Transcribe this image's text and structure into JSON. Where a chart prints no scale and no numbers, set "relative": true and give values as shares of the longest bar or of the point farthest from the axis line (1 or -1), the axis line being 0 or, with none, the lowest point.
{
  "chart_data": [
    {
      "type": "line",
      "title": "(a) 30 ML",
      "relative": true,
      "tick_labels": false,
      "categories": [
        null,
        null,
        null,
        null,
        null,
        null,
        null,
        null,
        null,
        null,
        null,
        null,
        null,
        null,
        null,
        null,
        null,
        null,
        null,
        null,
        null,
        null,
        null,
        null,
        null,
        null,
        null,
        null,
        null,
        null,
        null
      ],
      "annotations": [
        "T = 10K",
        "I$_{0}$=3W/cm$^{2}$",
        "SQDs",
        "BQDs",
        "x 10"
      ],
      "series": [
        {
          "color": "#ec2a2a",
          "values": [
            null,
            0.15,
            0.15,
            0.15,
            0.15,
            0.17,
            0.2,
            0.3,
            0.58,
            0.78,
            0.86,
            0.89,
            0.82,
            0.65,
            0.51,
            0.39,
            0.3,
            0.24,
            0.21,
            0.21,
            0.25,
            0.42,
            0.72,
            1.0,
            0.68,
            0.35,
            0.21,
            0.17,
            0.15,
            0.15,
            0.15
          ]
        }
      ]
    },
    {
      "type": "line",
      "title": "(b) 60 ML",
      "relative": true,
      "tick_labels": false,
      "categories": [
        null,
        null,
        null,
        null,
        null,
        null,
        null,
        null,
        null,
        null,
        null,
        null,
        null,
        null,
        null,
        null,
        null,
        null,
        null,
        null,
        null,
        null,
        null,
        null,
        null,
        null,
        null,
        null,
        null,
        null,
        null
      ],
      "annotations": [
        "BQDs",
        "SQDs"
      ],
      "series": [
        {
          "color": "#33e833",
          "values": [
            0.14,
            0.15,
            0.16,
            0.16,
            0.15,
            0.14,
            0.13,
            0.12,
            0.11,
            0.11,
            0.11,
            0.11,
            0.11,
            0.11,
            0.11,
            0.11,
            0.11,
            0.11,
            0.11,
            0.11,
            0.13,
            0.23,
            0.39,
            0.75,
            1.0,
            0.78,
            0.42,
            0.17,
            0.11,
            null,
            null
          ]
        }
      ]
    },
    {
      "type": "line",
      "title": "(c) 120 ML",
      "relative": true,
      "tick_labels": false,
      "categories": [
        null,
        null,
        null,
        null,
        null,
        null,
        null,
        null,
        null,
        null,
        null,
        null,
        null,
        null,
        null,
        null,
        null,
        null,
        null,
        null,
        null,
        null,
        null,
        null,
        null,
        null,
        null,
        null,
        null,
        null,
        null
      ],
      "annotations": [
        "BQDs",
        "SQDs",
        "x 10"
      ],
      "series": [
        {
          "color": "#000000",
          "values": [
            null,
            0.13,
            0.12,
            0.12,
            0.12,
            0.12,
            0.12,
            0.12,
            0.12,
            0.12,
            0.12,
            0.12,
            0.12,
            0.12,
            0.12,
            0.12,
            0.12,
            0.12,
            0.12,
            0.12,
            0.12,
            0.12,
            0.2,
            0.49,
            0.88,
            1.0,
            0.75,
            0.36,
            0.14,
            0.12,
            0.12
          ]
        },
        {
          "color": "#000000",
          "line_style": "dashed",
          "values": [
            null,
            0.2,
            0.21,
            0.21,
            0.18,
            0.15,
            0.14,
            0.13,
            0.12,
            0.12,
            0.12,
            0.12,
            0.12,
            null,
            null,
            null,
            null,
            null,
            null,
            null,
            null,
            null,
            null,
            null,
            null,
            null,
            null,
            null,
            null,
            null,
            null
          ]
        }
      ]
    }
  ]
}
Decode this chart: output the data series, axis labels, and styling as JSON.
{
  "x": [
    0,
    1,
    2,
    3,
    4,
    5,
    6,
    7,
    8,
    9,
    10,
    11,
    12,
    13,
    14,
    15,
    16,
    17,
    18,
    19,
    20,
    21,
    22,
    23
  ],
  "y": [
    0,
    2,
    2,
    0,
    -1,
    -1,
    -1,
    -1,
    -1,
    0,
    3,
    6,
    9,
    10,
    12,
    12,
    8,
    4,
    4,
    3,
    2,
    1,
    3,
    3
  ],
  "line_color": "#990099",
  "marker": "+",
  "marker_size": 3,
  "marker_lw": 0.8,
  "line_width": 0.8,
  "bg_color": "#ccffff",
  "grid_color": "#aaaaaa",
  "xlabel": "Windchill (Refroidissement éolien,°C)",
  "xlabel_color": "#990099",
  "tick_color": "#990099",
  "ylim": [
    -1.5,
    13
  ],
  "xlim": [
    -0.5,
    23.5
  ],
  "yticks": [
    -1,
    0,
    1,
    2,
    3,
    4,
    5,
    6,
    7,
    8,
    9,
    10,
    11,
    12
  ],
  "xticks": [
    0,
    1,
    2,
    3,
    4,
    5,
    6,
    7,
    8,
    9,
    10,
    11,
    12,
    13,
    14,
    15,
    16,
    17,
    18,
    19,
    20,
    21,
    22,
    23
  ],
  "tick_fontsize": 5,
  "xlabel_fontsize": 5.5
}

# # # # #

### PROBLEM TO WORK ON
Copy, character for character, the lines from the line that holds "Decode this chart: output" through the final line of the records above.

### EXERCISE RESULT
Decode this chart: output the data series, axis labels, and styling as JSON.
{
  "x": [
    0,
    1,
    2,
    3,
    4,
    5,
    6,
    7,
    8,
    9,
    10,
    11,
    12,
    13,
    14,
    15,
    16,
    17,
    18,
    19,
    20,
    21,
    22,
    23
  ],
  "y": [
    0,
    2,
    2,
    0,
    -1,
    -1,
    -1,
    -1,
    -1,
    0,
    3,
    6,
    9,
    10,
    12,
    12,
    8,
    4,
    4,
    3,
    2,
    1,
    3,
    3
  ],
  "line_color": "#990099",
  "marker": "+",
  "marker_size": 3,
  "marker_lw": 0.8,
  "line_width": 0.8,
  "bg_color": "#ccffff",
  "grid_color": "#aaaaaa",
  "xlabel": "Windchill (Refroidissement éolien,°C)",
  "xlabel_color": "#990099",
  "tick_color": "#990099",
  "ylim": [
    -1.5,
    13
  ],
  "xlim": [
    -0.5,
    23.5
  ],
  "yticks": [
    -1,
    0,
    1,
    2,
    3,
    4,
    5,
    6,
    7,
    8,
    9,
    10,
    11,
    12
  ],
  "xticks": [
    0,
    1,
    2,
    3,
    4,
    5,
    6,
    7,
    8,
    9,
    10,
    11,
    12,
    13,
    14,
    15,
    16,
    17,
    18,
    19,
    20,
    21,
    22,
    23
  ],
  "tick_fontsize": 5,
  "xlabel_fontsize": 5.5
}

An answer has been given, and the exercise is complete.